STATED PROBLEM: Print each of the following lines verbatim, in the same order.
[start EXTRACTED MATERIAL]
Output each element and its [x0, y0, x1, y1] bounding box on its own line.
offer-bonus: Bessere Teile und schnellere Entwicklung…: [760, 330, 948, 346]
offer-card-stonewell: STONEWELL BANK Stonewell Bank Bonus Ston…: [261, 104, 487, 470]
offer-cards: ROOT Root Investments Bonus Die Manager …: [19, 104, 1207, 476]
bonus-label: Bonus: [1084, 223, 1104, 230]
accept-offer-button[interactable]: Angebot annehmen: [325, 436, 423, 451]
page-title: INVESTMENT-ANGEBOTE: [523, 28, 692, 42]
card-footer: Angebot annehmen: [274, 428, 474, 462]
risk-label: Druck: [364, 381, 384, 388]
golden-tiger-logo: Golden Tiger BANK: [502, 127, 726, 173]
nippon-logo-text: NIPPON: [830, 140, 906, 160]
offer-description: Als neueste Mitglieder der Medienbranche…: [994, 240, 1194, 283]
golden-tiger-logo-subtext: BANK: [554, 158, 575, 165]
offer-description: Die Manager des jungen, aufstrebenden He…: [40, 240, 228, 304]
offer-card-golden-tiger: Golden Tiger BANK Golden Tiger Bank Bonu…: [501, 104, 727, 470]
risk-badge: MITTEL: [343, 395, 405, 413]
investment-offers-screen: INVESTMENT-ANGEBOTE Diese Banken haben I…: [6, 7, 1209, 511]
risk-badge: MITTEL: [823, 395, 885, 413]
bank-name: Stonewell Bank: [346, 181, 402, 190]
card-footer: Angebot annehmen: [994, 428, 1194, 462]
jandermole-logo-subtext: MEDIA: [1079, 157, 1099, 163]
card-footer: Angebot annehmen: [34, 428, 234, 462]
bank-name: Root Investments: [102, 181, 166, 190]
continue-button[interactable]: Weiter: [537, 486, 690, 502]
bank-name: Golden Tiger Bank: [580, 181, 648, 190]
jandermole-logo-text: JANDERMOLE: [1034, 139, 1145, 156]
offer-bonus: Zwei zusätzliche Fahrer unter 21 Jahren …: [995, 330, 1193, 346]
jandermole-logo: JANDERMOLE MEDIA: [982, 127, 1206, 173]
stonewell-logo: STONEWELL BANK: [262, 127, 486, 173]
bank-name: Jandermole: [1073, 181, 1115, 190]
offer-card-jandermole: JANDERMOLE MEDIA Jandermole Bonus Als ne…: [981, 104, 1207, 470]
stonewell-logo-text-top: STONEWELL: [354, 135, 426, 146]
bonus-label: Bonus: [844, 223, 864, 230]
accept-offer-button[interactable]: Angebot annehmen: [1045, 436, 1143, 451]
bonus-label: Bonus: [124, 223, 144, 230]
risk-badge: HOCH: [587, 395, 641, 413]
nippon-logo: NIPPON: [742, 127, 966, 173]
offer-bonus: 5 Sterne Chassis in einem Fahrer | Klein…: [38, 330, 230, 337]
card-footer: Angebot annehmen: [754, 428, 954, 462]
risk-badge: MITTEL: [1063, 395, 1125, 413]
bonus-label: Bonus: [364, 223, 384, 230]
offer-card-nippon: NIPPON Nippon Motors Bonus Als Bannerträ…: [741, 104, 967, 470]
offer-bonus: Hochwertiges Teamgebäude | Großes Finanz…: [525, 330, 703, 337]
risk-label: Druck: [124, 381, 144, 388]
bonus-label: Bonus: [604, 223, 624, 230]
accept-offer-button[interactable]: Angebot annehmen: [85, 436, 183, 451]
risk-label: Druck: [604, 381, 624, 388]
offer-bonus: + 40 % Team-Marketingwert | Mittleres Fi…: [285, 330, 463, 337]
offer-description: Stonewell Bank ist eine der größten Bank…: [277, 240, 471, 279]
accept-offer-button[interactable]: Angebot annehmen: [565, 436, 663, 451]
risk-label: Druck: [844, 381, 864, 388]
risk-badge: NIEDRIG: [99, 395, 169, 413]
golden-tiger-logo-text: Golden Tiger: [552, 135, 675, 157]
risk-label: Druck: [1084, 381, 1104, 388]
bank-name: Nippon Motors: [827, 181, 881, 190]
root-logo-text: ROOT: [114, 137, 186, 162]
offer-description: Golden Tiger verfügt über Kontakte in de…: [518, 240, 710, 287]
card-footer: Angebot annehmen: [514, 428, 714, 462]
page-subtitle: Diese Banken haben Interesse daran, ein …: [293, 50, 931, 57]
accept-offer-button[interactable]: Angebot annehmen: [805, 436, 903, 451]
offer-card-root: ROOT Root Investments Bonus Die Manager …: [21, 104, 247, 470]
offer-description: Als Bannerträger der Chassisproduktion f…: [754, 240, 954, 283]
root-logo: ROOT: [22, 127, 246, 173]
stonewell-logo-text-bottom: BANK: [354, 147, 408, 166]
[end EXTRACTED MATERIAL]
ANSWER TO THE PROBLEM:
Output each element and its [x0, y0, x1, y1] bounding box on its own line.
offer-bonus: Bessere Teile und schnellere Entwicklung…: [760, 330, 948, 346]
offer-card-stonewell: STONEWELL BANK Stonewell Bank Bonus Ston…: [261, 104, 487, 470]
offer-cards: ROOT Root Investments Bonus Die Manager …: [19, 104, 1207, 476]
bonus-label: Bonus: [1084, 223, 1104, 230]
accept-offer-button[interactable]: Angebot annehmen: [325, 436, 423, 451]
page-title: INVESTMENT-ANGEBOTE: [523, 28, 692, 42]
card-footer: Angebot annehmen: [274, 428, 474, 462]
risk-label: Druck: [364, 381, 384, 388]
golden-tiger-logo: Golden Tiger BANK: [502, 127, 726, 173]
nippon-logo-text: NIPPON: [830, 140, 906, 160]
offer-description: Als neueste Mitglieder der Medienbranche…: [994, 240, 1194, 283]
golden-tiger-logo-subtext: BANK: [554, 158, 575, 165]
offer-description: Die Manager des jungen, aufstrebenden He…: [40, 240, 228, 304]
offer-card-golden-tiger: Golden Tiger BANK Golden Tiger Bank Bonu…: [501, 104, 727, 470]
risk-badge: MITTEL: [343, 395, 405, 413]
investment-offers-screen: INVESTMENT-ANGEBOTE Diese Banken haben I…: [6, 7, 1209, 511]
risk-badge: MITTEL: [823, 395, 885, 413]
bank-name: Stonewell Bank: [346, 181, 402, 190]
card-footer: Angebot annehmen: [994, 428, 1194, 462]
jandermole-logo-subtext: MEDIA: [1079, 157, 1099, 163]
card-footer: Angebot annehmen: [34, 428, 234, 462]
bank-name: Root Investments: [102, 181, 166, 190]
continue-button[interactable]: Weiter: [537, 486, 690, 502]
bank-name: Golden Tiger Bank: [580, 181, 648, 190]
jandermole-logo-text: JANDERMOLE: [1034, 139, 1145, 156]
offer-bonus: Zwei zusätzliche Fahrer unter 21 Jahren …: [995, 330, 1193, 346]
jandermole-logo: JANDERMOLE MEDIA: [982, 127, 1206, 173]
stonewell-logo: STONEWELL BANK: [262, 127, 486, 173]
bank-name: Jandermole: [1073, 181, 1115, 190]
offer-card-jandermole: JANDERMOLE MEDIA Jandermole Bonus Als ne…: [981, 104, 1207, 470]
stonewell-logo-text-top: STONEWELL: [354, 135, 426, 146]
bonus-label: Bonus: [844, 223, 864, 230]
accept-offer-button[interactable]: Angebot annehmen: [1045, 436, 1143, 451]
bonus-label: Bonus: [124, 223, 144, 230]
risk-badge: HOCH: [587, 395, 641, 413]
nippon-logo: NIPPON: [742, 127, 966, 173]
offer-bonus: 5 Sterne Chassis in einem Fahrer | Klein…: [38, 330, 230, 337]
card-footer: Angebot annehmen: [754, 428, 954, 462]
risk-badge: MITTEL: [1063, 395, 1125, 413]
bonus-label: Bonus: [364, 223, 384, 230]
offer-card-nippon: NIPPON Nippon Motors Bonus Als Bannerträ…: [741, 104, 967, 470]
offer-bonus: Hochwertiges Teamgebäude | Großes Finanz…: [525, 330, 703, 337]
risk-label: Druck: [124, 381, 144, 388]
bonus-label: Bonus: [604, 223, 624, 230]
accept-offer-button[interactable]: Angebot annehmen: [85, 436, 183, 451]
risk-label: Druck: [604, 381, 624, 388]
offer-bonus: + 40 % Team-Marketingwert | Mittleres Fi…: [285, 330, 463, 337]
offer-description: Stonewell Bank ist eine der größten Bank…: [277, 240, 471, 279]
accept-offer-button[interactable]: Angebot annehmen: [565, 436, 663, 451]
risk-label: Druck: [844, 381, 864, 388]
risk-badge: NIEDRIG: [99, 395, 169, 413]
golden-tiger-logo-text: Golden Tiger: [552, 135, 675, 157]
risk-label: Druck: [1084, 381, 1104, 388]
bank-name: Nippon Motors: [827, 181, 881, 190]
root-logo-text: ROOT: [114, 137, 186, 162]
offer-description: Golden Tiger verfügt über Kontakte in de…: [518, 240, 710, 287]
card-footer: Angebot annehmen: [514, 428, 714, 462]
page-subtitle: Diese Banken haben Interesse daran, ein …: [293, 50, 931, 57]
accept-offer-button[interactable]: Angebot annehmen: [805, 436, 903, 451]
offer-card-root: ROOT Root Investments Bonus Die Manager …: [21, 104, 247, 470]
offer-description: Als Bannerträger der Chassisproduktion f…: [754, 240, 954, 283]
root-logo: ROOT: [22, 127, 246, 173]
stonewell-logo-text-bottom: BANK: [354, 147, 408, 166]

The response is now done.